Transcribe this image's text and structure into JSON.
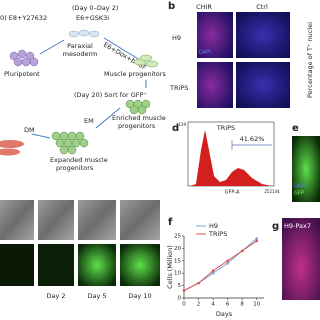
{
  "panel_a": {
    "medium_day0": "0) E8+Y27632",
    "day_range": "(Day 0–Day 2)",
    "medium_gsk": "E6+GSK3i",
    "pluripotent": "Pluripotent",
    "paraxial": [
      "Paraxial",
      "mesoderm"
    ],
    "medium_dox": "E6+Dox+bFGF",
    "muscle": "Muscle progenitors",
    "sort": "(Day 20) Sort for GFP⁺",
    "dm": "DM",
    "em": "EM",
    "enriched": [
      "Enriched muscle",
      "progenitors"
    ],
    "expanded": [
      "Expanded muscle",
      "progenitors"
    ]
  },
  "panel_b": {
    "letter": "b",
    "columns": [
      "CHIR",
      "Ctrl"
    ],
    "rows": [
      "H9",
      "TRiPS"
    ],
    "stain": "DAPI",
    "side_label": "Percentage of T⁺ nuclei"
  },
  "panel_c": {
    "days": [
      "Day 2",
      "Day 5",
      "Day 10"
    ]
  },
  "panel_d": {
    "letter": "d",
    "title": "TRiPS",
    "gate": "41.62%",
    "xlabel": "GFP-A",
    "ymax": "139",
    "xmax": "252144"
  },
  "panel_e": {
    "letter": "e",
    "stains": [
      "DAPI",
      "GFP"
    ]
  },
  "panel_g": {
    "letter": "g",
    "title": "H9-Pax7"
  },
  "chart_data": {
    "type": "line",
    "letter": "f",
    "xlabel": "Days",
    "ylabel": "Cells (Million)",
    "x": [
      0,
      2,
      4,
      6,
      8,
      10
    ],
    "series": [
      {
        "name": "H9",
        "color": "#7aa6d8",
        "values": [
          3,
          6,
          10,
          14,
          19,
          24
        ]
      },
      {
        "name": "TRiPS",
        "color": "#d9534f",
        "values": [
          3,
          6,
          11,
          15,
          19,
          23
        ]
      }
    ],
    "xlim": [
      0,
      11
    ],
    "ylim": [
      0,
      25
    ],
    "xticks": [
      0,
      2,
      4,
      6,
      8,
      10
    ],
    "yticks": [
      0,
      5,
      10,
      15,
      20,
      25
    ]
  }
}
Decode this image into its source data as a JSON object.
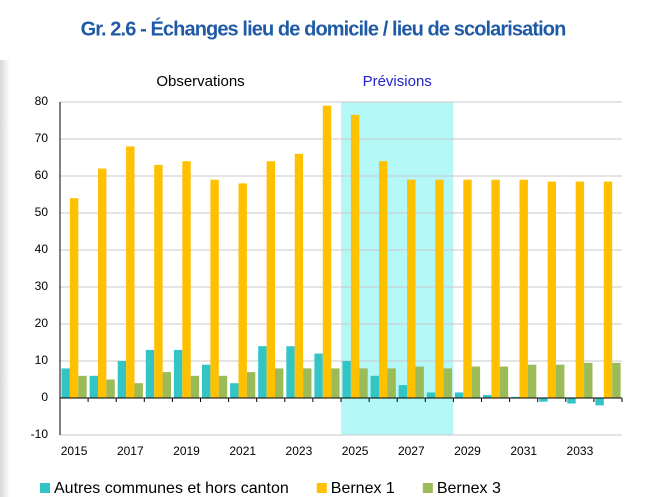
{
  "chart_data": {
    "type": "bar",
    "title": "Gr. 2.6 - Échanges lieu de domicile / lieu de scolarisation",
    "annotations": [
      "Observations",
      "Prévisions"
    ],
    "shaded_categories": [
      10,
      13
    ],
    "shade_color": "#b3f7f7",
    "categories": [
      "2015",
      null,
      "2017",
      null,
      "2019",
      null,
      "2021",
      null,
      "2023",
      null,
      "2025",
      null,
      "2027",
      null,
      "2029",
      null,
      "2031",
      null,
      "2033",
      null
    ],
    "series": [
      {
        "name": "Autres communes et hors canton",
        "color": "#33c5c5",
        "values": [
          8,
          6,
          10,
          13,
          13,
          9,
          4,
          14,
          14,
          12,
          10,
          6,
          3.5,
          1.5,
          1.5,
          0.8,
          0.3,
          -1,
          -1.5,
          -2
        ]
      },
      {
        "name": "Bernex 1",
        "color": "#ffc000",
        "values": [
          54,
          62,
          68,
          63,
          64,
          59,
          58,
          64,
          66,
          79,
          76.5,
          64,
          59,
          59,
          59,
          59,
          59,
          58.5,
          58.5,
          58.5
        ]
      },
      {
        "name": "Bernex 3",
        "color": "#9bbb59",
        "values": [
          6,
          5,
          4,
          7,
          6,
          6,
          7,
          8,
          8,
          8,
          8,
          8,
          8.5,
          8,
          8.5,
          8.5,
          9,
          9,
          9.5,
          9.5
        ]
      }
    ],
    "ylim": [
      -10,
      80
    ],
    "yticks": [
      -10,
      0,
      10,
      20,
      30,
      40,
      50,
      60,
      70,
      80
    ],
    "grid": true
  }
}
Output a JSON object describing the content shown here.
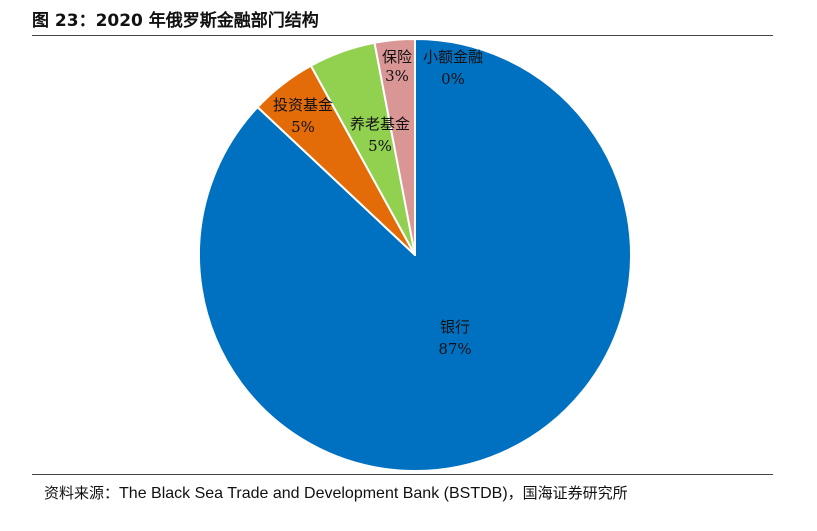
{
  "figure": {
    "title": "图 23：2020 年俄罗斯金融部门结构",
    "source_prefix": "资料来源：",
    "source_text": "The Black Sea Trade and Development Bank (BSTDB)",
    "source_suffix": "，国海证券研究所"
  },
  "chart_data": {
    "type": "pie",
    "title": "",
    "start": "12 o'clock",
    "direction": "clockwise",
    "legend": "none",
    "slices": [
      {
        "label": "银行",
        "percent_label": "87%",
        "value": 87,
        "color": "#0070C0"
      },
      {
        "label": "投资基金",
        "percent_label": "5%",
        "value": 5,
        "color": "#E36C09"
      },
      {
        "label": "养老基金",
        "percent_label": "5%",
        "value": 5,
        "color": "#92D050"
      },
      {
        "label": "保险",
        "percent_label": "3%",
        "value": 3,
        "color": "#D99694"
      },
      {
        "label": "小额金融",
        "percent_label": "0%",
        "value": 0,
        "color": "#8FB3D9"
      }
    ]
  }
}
****************************************
The records above must be transcribed exactly. Pictures are left out of the copy.

Final result
Transcribe this image's text and structure into JSON.
{
  "panel_a": {
    "medium_day0": "0) E8+Y27632",
    "day_range": "(Day 0–Day 2)",
    "medium_gsk": "E6+GSK3i",
    "pluripotent": "Pluripotent",
    "paraxial": [
      "Paraxial",
      "mesoderm"
    ],
    "medium_dox": "E6+Dox+bFGF",
    "muscle": "Muscle progenitors",
    "sort": "(Day 20) Sort for GFP⁺",
    "dm": "DM",
    "em": "EM",
    "enriched": [
      "Enriched muscle",
      "progenitors"
    ],
    "expanded": [
      "Expanded muscle",
      "progenitors"
    ]
  },
  "panel_b": {
    "letter": "b",
    "columns": [
      "CHIR",
      "Ctrl"
    ],
    "rows": [
      "H9",
      "TRiPS"
    ],
    "stain": "DAPI",
    "side_label": "Percentage of T⁺ nuclei"
  },
  "panel_c": {
    "days": [
      "Day 2",
      "Day 5",
      "Day 10"
    ]
  },
  "panel_d": {
    "letter": "d",
    "title": "TRiPS",
    "gate": "41.62%",
    "xlabel": "GFP-A",
    "ymax": "139",
    "xmax": "252144"
  },
  "panel_e": {
    "letter": "e",
    "stains": [
      "DAPI",
      "GFP"
    ]
  },
  "panel_g": {
    "letter": "g",
    "title": "H9-Pax7"
  },
  "chart_data": {
    "type": "line",
    "letter": "f",
    "xlabel": "Days",
    "ylabel": "Cells (Million)",
    "x": [
      0,
      2,
      4,
      6,
      8,
      10
    ],
    "series": [
      {
        "name": "H9",
        "color": "#7aa6d8",
        "values": [
          3,
          6,
          10,
          14,
          19,
          24
        ]
      },
      {
        "name": "TRiPS",
        "color": "#d9534f",
        "values": [
          3,
          6,
          11,
          15,
          19,
          23
        ]
      }
    ],
    "xlim": [
      0,
      11
    ],
    "ylim": [
      0,
      25
    ],
    "xticks": [
      0,
      2,
      4,
      6,
      8,
      10
    ],
    "yticks": [
      0,
      5,
      10,
      15,
      20,
      25
    ]
  }
}
Decode this image into its source data as a JSON object.
{
  "chart_data": {
    "type": "bar",
    "title": "Gr. 2.6 - Échanges lieu de domicile / lieu de scolarisation",
    "annotations": [
      "Observations",
      "Prévisions"
    ],
    "shaded_categories": [
      10,
      13
    ],
    "shade_color": "#b3f7f7",
    "categories": [
      "2015",
      null,
      "2017",
      null,
      "2019",
      null,
      "2021",
      null,
      "2023",
      null,
      "2025",
      null,
      "2027",
      null,
      "2029",
      null,
      "2031",
      null,
      "2033",
      null
    ],
    "series": [
      {
        "name": "Autres communes et hors canton",
        "color": "#33c5c5",
        "values": [
          8,
          6,
          10,
          13,
          13,
          9,
          4,
          14,
          14,
          12,
          10,
          6,
          3.5,
          1.5,
          1.5,
          0.8,
          0.3,
          -1,
          -1.5,
          -2
        ]
      },
      {
        "name": "Bernex 1",
        "color": "#ffc000",
        "values": [
          54,
          62,
          68,
          63,
          64,
          59,
          58,
          64,
          66,
          79,
          76.5,
          64,
          59,
          59,
          59,
          59,
          59,
          58.5,
          58.5,
          58.5
        ]
      },
      {
        "name": "Bernex 3",
        "color": "#9bbb59",
        "values": [
          6,
          5,
          4,
          7,
          6,
          6,
          7,
          8,
          8,
          8,
          8,
          8,
          8.5,
          8,
          8.5,
          8.5,
          9,
          9,
          9.5,
          9.5
        ]
      }
    ],
    "ylim": [
      -10,
      80
    ],
    "yticks": [
      -10,
      0,
      10,
      20,
      30,
      40,
      50,
      60,
      70,
      80
    ],
    "grid": true
  }
}
Output a JSON object describing the content shown here.
{
  "figure": {
    "title": "图 23：2020 年俄罗斯金融部门结构",
    "source_prefix": "资料来源：",
    "source_text": "The Black Sea Trade and Development Bank (BSTDB)",
    "source_suffix": "，国海证券研究所"
  },
  "chart_data": {
    "type": "pie",
    "title": "",
    "start": "12 o'clock",
    "direction": "clockwise",
    "legend": "none",
    "slices": [
      {
        "label": "银行",
        "percent_label": "87%",
        "value": 87,
        "color": "#0070C0"
      },
      {
        "label": "投资基金",
        "percent_label": "5%",
        "value": 5,
        "color": "#E36C09"
      },
      {
        "label": "养老基金",
        "percent_label": "5%",
        "value": 5,
        "color": "#92D050"
      },
      {
        "label": "保险",
        "percent_label": "3%",
        "value": 3,
        "color": "#D99694"
      },
      {
        "label": "小额金融",
        "percent_label": "0%",
        "value": 0,
        "color": "#8FB3D9"
      }
    ]
  }
}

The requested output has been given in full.